In the entries below, find every line with the string "image" and copy it.

• **INPUT**
• • •

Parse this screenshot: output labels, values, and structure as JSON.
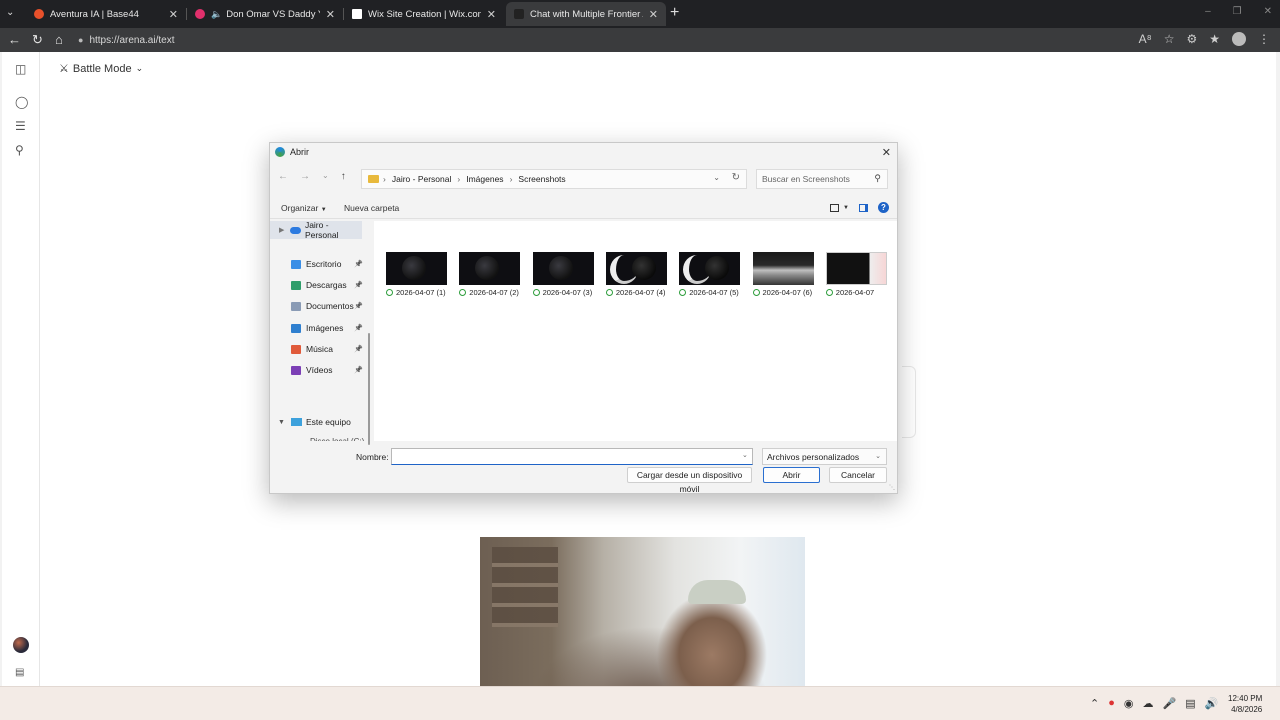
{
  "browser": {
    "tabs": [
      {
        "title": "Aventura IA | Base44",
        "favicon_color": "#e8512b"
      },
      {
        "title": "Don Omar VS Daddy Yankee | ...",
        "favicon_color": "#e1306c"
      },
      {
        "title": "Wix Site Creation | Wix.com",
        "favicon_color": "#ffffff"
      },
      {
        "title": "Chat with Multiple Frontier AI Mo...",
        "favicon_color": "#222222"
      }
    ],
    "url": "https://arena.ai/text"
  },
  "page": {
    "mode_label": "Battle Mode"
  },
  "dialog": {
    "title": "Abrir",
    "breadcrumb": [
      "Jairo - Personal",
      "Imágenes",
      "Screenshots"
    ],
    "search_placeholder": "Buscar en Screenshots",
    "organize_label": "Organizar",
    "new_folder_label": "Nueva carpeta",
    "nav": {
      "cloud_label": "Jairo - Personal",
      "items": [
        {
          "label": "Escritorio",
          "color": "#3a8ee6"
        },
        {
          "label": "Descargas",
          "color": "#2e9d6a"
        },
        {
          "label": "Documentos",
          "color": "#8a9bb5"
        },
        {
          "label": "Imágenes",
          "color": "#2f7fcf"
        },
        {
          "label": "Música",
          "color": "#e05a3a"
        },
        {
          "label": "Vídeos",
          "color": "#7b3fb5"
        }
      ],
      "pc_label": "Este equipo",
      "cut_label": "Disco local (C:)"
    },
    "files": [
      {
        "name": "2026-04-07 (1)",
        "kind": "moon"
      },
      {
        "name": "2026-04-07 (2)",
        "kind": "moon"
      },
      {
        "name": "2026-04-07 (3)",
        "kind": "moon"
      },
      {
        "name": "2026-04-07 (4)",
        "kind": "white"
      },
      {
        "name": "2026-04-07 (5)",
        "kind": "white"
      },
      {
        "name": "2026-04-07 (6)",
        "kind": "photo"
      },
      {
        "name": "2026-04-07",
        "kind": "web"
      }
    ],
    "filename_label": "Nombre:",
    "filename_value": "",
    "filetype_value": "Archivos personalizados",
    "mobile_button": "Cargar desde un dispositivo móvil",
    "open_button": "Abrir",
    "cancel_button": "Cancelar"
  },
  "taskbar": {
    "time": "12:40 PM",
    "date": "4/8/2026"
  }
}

• • •

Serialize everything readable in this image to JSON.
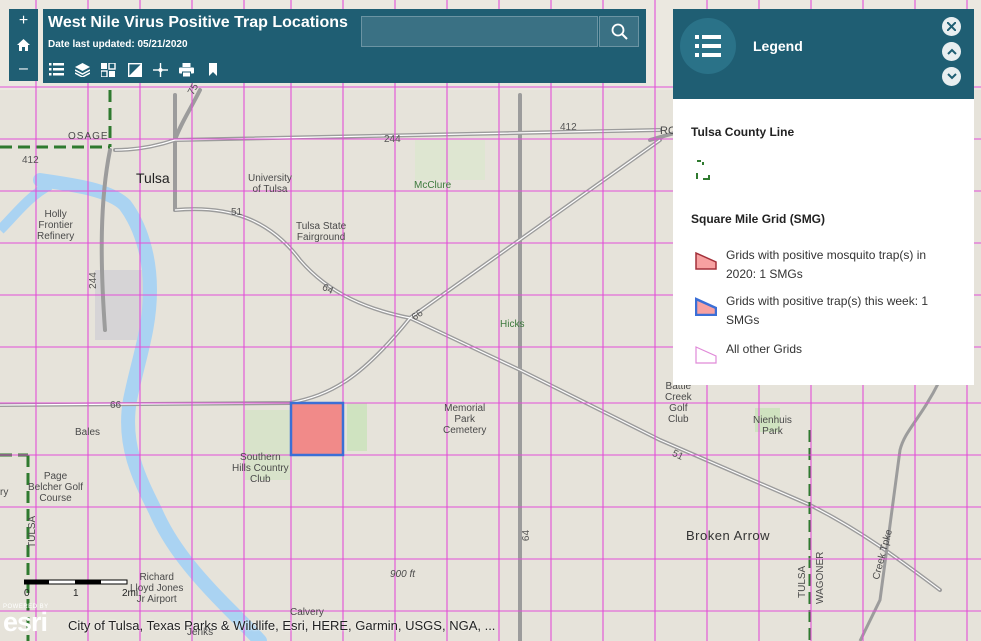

• • •

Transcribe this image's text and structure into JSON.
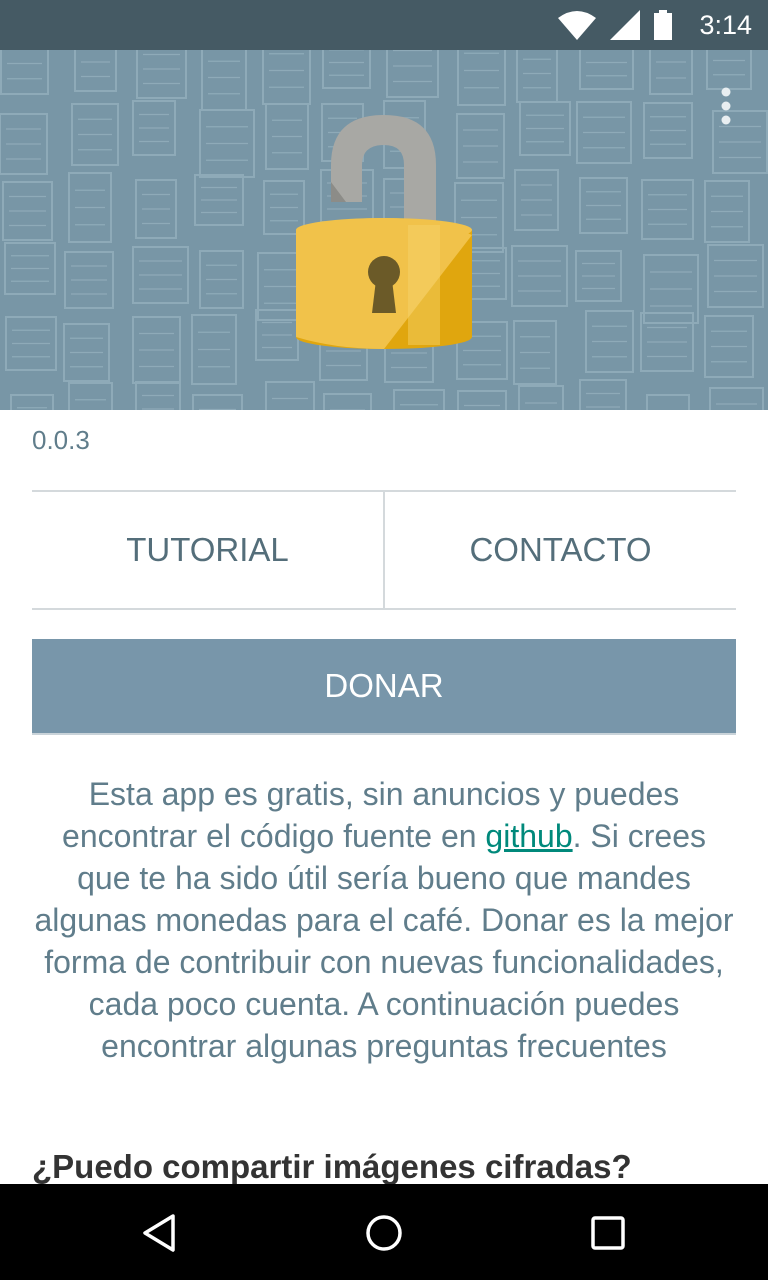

• • •

• **SOLUTION FOR THIS TASK**
Serialize everything readable in this image to JSON.
Transcribe this image's text and structure into JSON.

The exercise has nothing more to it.